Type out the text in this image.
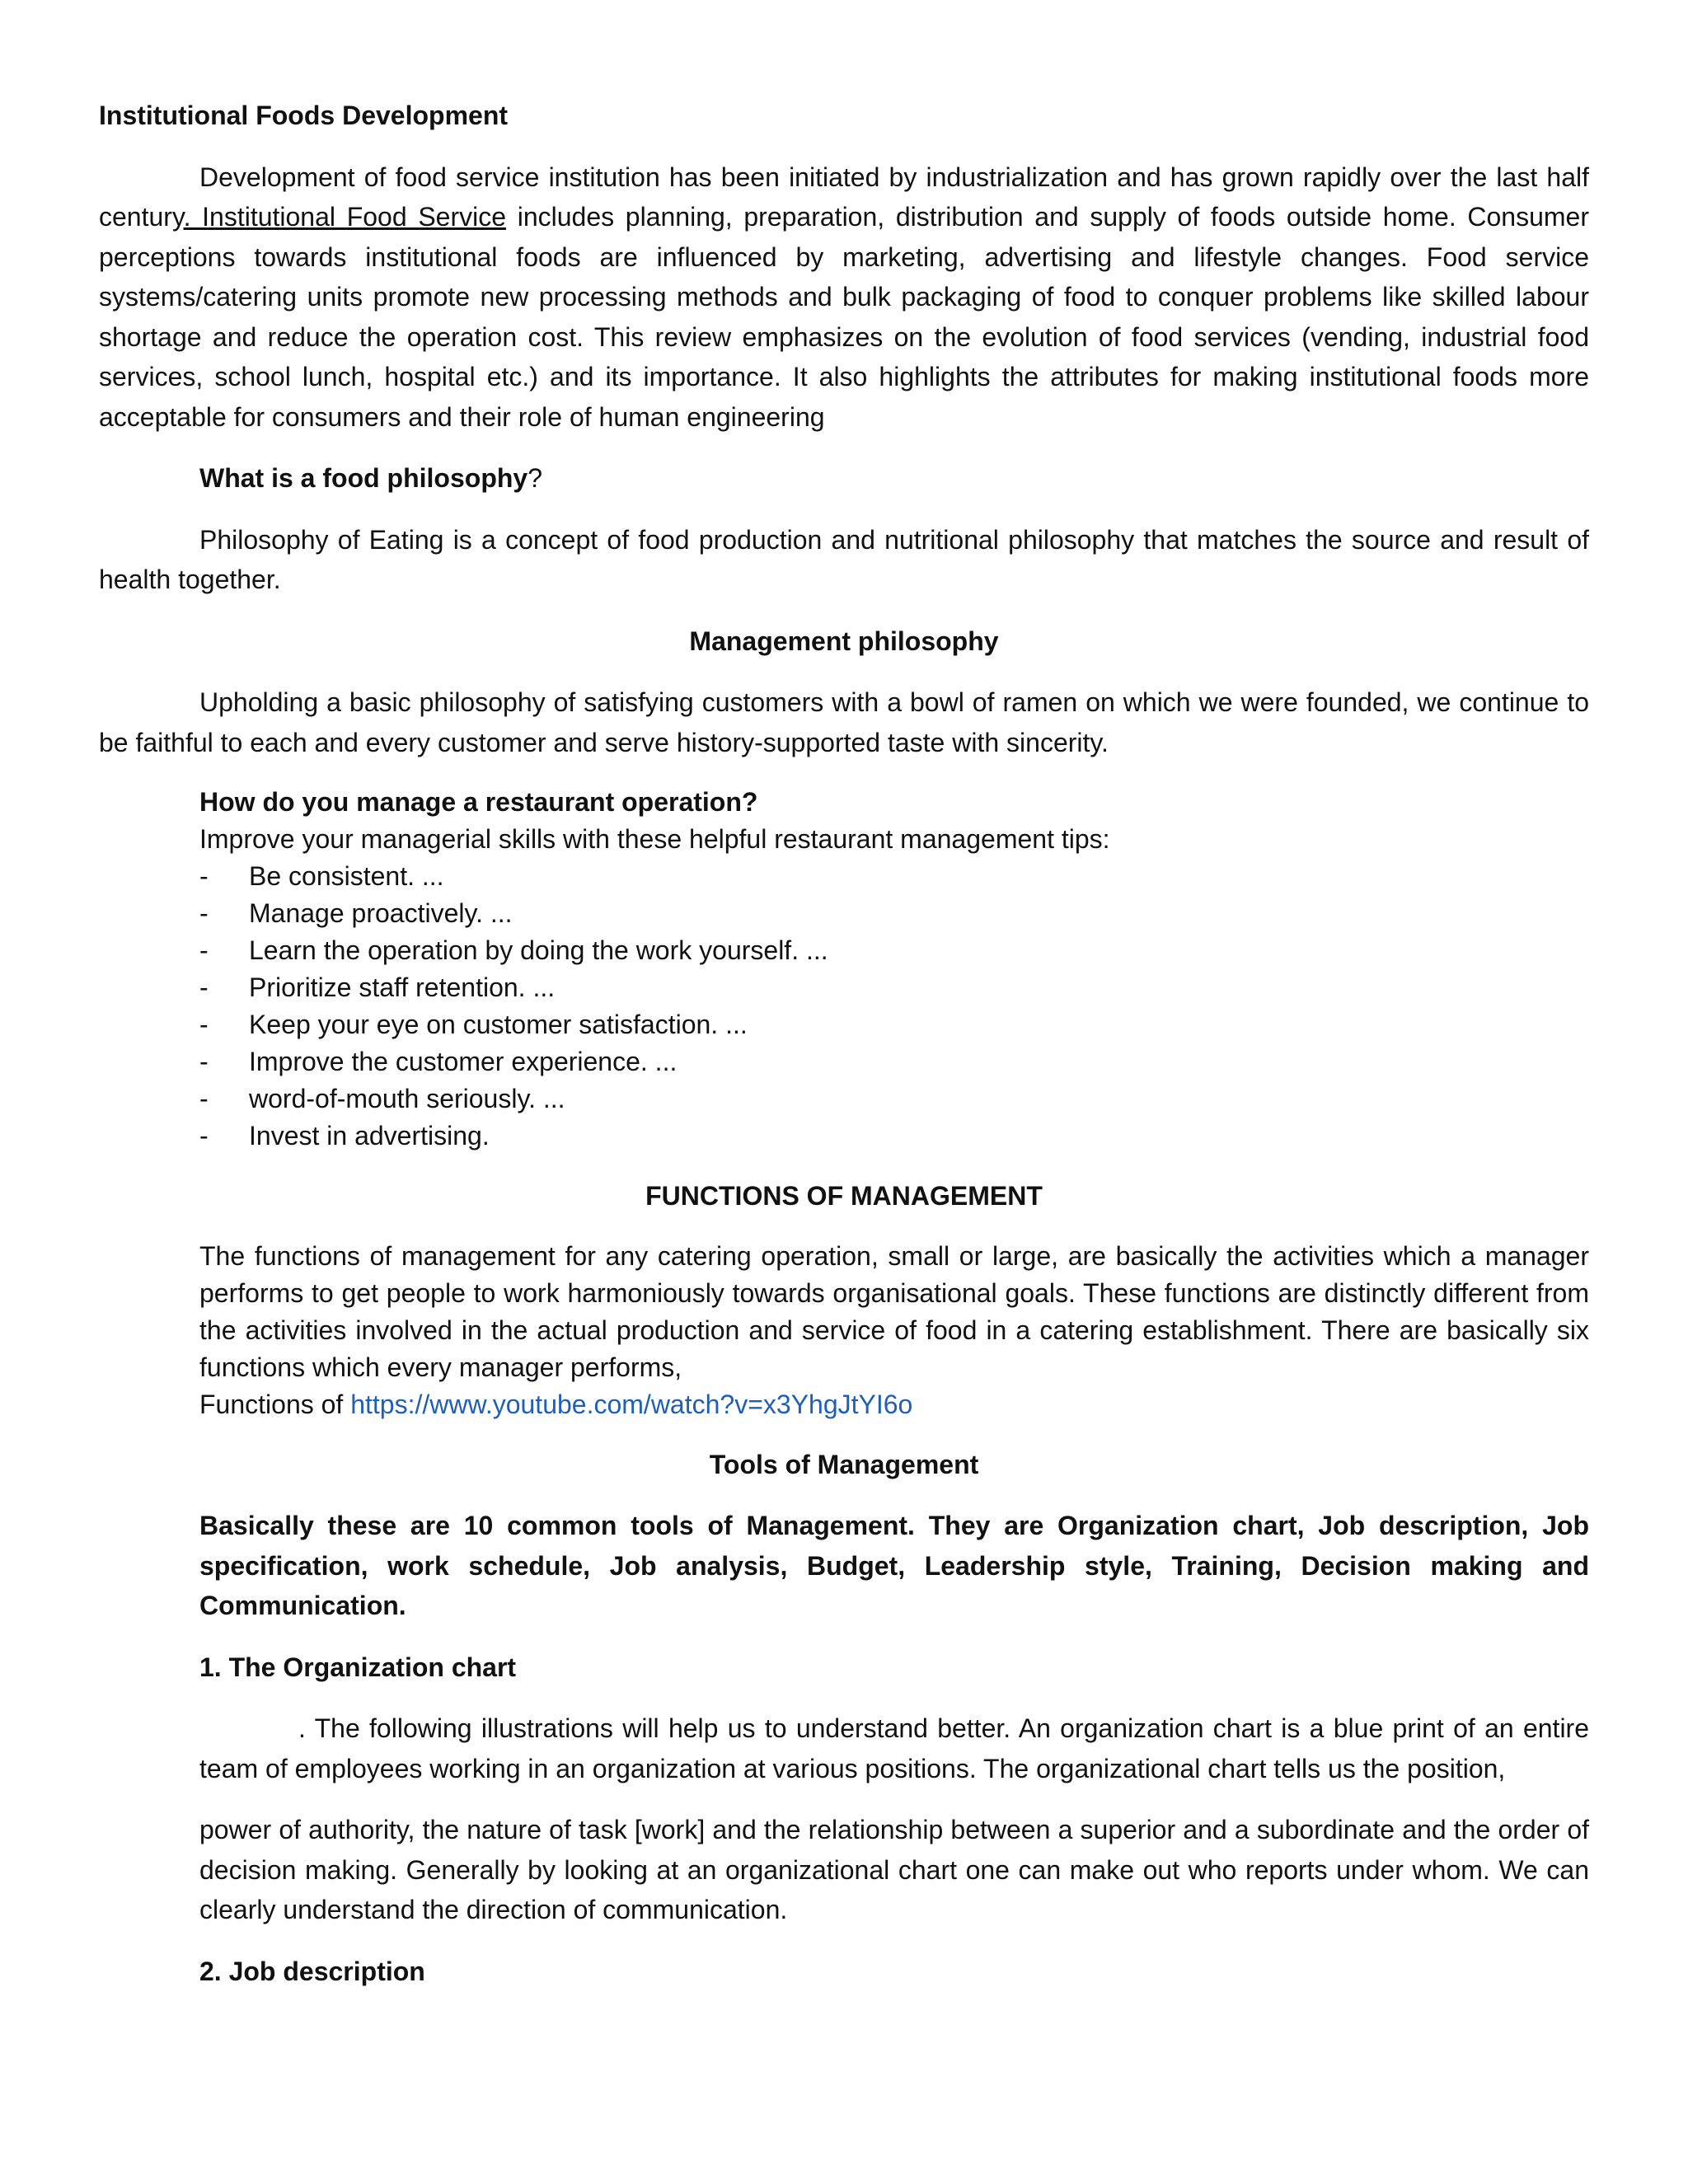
Institutional Foods Development

Development of food service institution has been initiated by industrialization and has grown rapidly over the last half century. Institutional Food Service includes planning, preparation, distribution and supply of foods outside home. Consumer perceptions towards institutional foods are influenced by marketing, advertising and lifestyle changes. Food service systems/catering units promote new processing methods and bulk packaging of food to conquer problems like skilled labour shortage and reduce the operation cost. This review emphasizes on the evolution of food services (vending, industrial food services, school lunch, hospital etc.) and its importance. It also highlights the attributes for making institutional foods more acceptable for consumers and their role of human engineering

What is a food philosophy?

Philosophy of Eating is a concept of food production and nutritional philosophy that matches the source and result of health together.

Management philosophy

Upholding a basic philosophy of satisfying customers with a bowl of ramen on which we were founded, we continue to be faithful to each and every customer and serve history-supported taste with sincerity.

How do you manage a restaurant operation?

Improve your managerial skills with these helpful restaurant management tips:

- Be consistent. ...
- Manage proactively. ...
- Learn the operation by doing the work yourself. ...
- Prioritize staff retention. ...
- Keep your eye on customer satisfaction. ...
- Improve the customer experience. ...
- word-of-mouth seriously. ...
- Invest in advertising.

FUNCTIONS OF MANAGEMENT

The functions of management for any catering operation, small or large, are basically the activities which a manager performs to get people to work harmoniously towards organisational goals. These functions are distinctly different from the activities involved in the actual production and service of food in a catering establishment. There are basically six functions which every manager performs,

Functions of https://www.youtube.com/watch?v=x3YhgJtYI6o

Tools of Management

Basically these are 10 common tools of Management. They are Organization chart, Job description, Job specification, work schedule, Job analysis, Budget, Leadership style, Training, Decision making and Communication.

1. The Organization chart

. The following illustrations will help us to understand better. An organization chart is a blue print of an entire team of employees working in an organization at various positions. The organizational chart tells us the position,

power of authority, the nature of task [work] and the relationship between a superior and a subordinate and the order of decision making. Generally by looking at an organizational chart one can make out who reports under whom. We can clearly understand the direction of communication.

2. Job description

_ _ _ _

• **What needs to be done**:
Using the data above, write out every line exactly, leaving the images behind.

• **Finished answer**:
Type out the text in this image.
Institutional Foods Development

Development of food service institution has been initiated by industrialization and has grown rapidly over the last half century. Institutional Food Service includes planning, preparation, distribution and supply of foods outside home. Consumer perceptions towards institutional foods are influenced by marketing, advertising and lifestyle changes. Food service systems/catering units promote new processing methods and bulk packaging of food to conquer problems like skilled labour shortage and reduce the operation cost. This review emphasizes on the evolution of food services (vending, industrial food services, school lunch, hospital etc.) and its importance. It also highlights the attributes for making institutional foods more acceptable for consumers and their role of human engineering

What is a food philosophy?

Philosophy of Eating is a concept of food production and nutritional philosophy that matches the source and result of health together.

Management philosophy

Upholding a basic philosophy of satisfying customers with a bowl of ramen on which we were founded, we continue to be faithful to each and every customer and serve history-supported taste with sincerity.

How do you manage a restaurant operation?

Improve your managerial skills with these helpful restaurant management tips:

- Be consistent. ...
- Manage proactively. ...
- Learn the operation by doing the work yourself. ...
- Prioritize staff retention. ...
- Keep your eye on customer satisfaction. ...
- Improve the customer experience. ...
- word-of-mouth seriously. ...
- Invest in advertising.

FUNCTIONS OF MANAGEMENT

The functions of management for any catering operation, small or large, are basically the activities which a manager performs to get people to work harmoniously towards organisational goals. These functions are distinctly different from the activities involved in the actual production and service of food in a catering establishment. There are basically six functions which every manager performs,

Functions of https://www.youtube.com/watch?v=x3YhgJtYI6o

Tools of Management

Basically these are 10 common tools of Management. They are Organization chart, Job description, Job specification, work schedule, Job analysis, Budget, Leadership style, Training, Decision making and Communication.

1. The Organization chart

. The following illustrations will help us to understand better. An organization chart is a blue print of an entire team of employees working in an organization at various positions. The organizational chart tells us the position,

power of authority, the nature of task [work] and the relationship between a superior and a subordinate and the order of decision making. Generally by looking at an organizational chart one can make out who reports under whom. We can clearly understand the direction of communication.

2. Job description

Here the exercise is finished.